PROBLEM REQUIREMENTS ▸
Below are some records. How many of their lines contain the string "поговорив"? Give the number only.
# RECORDS FOR THIS EXERCISE start
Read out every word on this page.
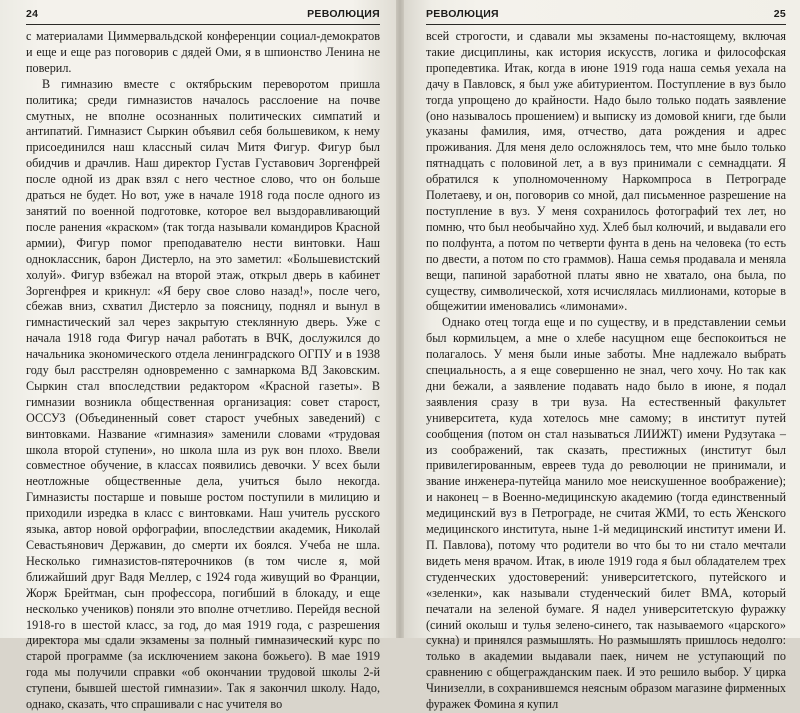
24	РЕВОЛЮЦИЯ

с материалами Циммервальдской конференции социал-демократов и еще и еще раз поговорив с дядей Оми, я в шпионство Ленина не поверил.

В гимназию вместе с октябрьским переворотом пришла политика; среди гимназистов началось расслоение на почве смутных, не вполне осознанных политических симпатий и антипатий. Гимназист Сыркин объявил себя большевиком, к нему присоединился наш классный силач Митя Фигур. Фигур был обидчив и драчлив. Наш директор Густав Густавович Зоргенфрей после одной из драк взял с него честное слово, что он больше драться не будет. Но вот, уже в начале 1918 года после одного из занятий по военной подготовке, которое вел выздоравливающий после ранения «краском» (так тогда называли командиров Красной армии), Фигур помог преподавателю нести винтовки. Наш одноклассник, барон Дистерло, на это заметил: «Большевистский холуй». Фигур взбежал на второй этаж, открыл дверь в кабинет Зоргенфрея и крикнул: «Я беру свое слово назад!», после чего, сбежав вниз, схватил Дистерло за поясницу, поднял и вынул в гимнастический зал через закрытую стеклянную дверь. Уже с начала 1918 года Фигур начал работать в ВЧК, дослужился до начальника экономического отдела ленинградского ОГПУ и в 1938 году был расстрелян одновременно с замнаркома ВД Заковским. Сыркин стал впоследствии редактором «Красной газеты». В гимназии возникла общественная организация: совет старост, ОССУЗ (Объединенный совет старост учебных заведений) с винтовками. Название «гимназия» заменили словами «трудовая школа второй ступени», но школа шла из рук вон плохо. Ввели совместное обучение, в классах появились девочки. У всех были неотложные общественные дела, учиться было некогда. Гимназисты постарше и повыше ростом поступили в милицию и приходили изредка в класс с винтовками. Наш учитель русского языка, автор новой орфографии, впоследствии академик, Николай Севастьянович Державин, до смерти их боялся. Учеба не шла. Несколько гимназистов-пятерочников (в том числе я, мой ближайший друг Вадя Меллер, с 1924 года живущий во Франции, Жорж Брейтман, сын профессора, погибший в блокаду, и еще несколько учеников) поняли это вполне отчетливо. Перейдя весной 1918-го в шестой класс, за год, до мая 1919 года, с разрешения директора мы сдали экзамены за полный гимназический курс по старой программе (за исключением закона божьего). В мае 1919 года мы получили справки «об окончании трудовой школы 2-й ступени, бывшей шестой гимназии». Так я закончил школу. Надо, однако, сказать, что спрашивали с нас учителя во

РЕВОЛЮЦИЯ	25

всей строгости, и сдавали мы экзамены по-настоящему, включая такие дисциплины, как история искусств, логика и философская пропедевтика. Итак, когда в июне 1919 года наша семья уехала на дачу в Павловск, я был уже абитуриентом. Поступление в вуз было тогда упрощено до крайности. Надо было только подать заявление (оно называлось прошением) и выписку из домовой книги, где были указаны фамилия, имя, отчество, дата рождения и адрес проживания. Для меня дело осложнялось тем, что мне было только пятнадцать с половиной лет, а в вуз принимали с семнадцати. Я обратился к уполномоченному Наркомпроса в Петрограде Полетаеву, и он, поговорив со мной, дал письменное разрешение на поступление в вуз. У меня сохранилось фотографий тех лет, но помню, что был необычайно худ. Хлеб был колючий, и выдавали его по полфунта, а потом по четверти фунта в день на человека (то есть по двести, а потом по сто граммов). Наша семья продавала и меняла вещи, папиной заработной платы явно не хватало, она была, по существу, символической, хотя исчислялась миллионами, которые в общежитии именовались «лимонами».

Однако отец тогда еще и по существу, и в представлении семьи был кормильцем, а мне о хлебе насущном еще беспокоиться не полагалось. У меня были иные заботы. Мне надлежало выбрать специальность, а я еще совершенно не знал, чего хочу. Но так как дни бежали, а заявление подавать надо было в июне, я подал заявления сразу в три вуза. На естественный факультет университета, куда хотелось мне самому; в институт путей сообщения (потом он стал называться ЛИИЖТ) имени Рудзутака – из соображений, так сказать, престижных (институт был привилегированным, евреев туда до революции не принимали, и звание инженера-путейца манило мое неискушенное воображение); и наконец – в Военно-медицинскую академию (тогда единственный медицинский вуз в Петрограде, не считая ЖМИ, то есть Женского медицинского института, ныне 1-й медицинский институт имени И. П. Павлова), потому что родители во что бы то ни стало мечтали видеть меня врачом. Итак, в июле 1919 года я был обладателем трех студенческих удостоверений: университетского, путейского и «зеленки», как называли студенческий билет ВМА, который печатали на зеленой бумаге. Я надел университетскую фуражку (синий околыш и тулья зелено-синего, так называемого «царского» сукна) и принялся размышлять. Но размышлять пришлось недолго: только в академии выдавали паек, ничем не уступающий по сравнению с общегражданским паек. И это решило выбор. У цирка Чинизелли, в сохранившемся неясным образом магазине фирменных фуражек Фомина я купил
# RECORDS FOR THIS EXERCISE end
RESULT ▸
2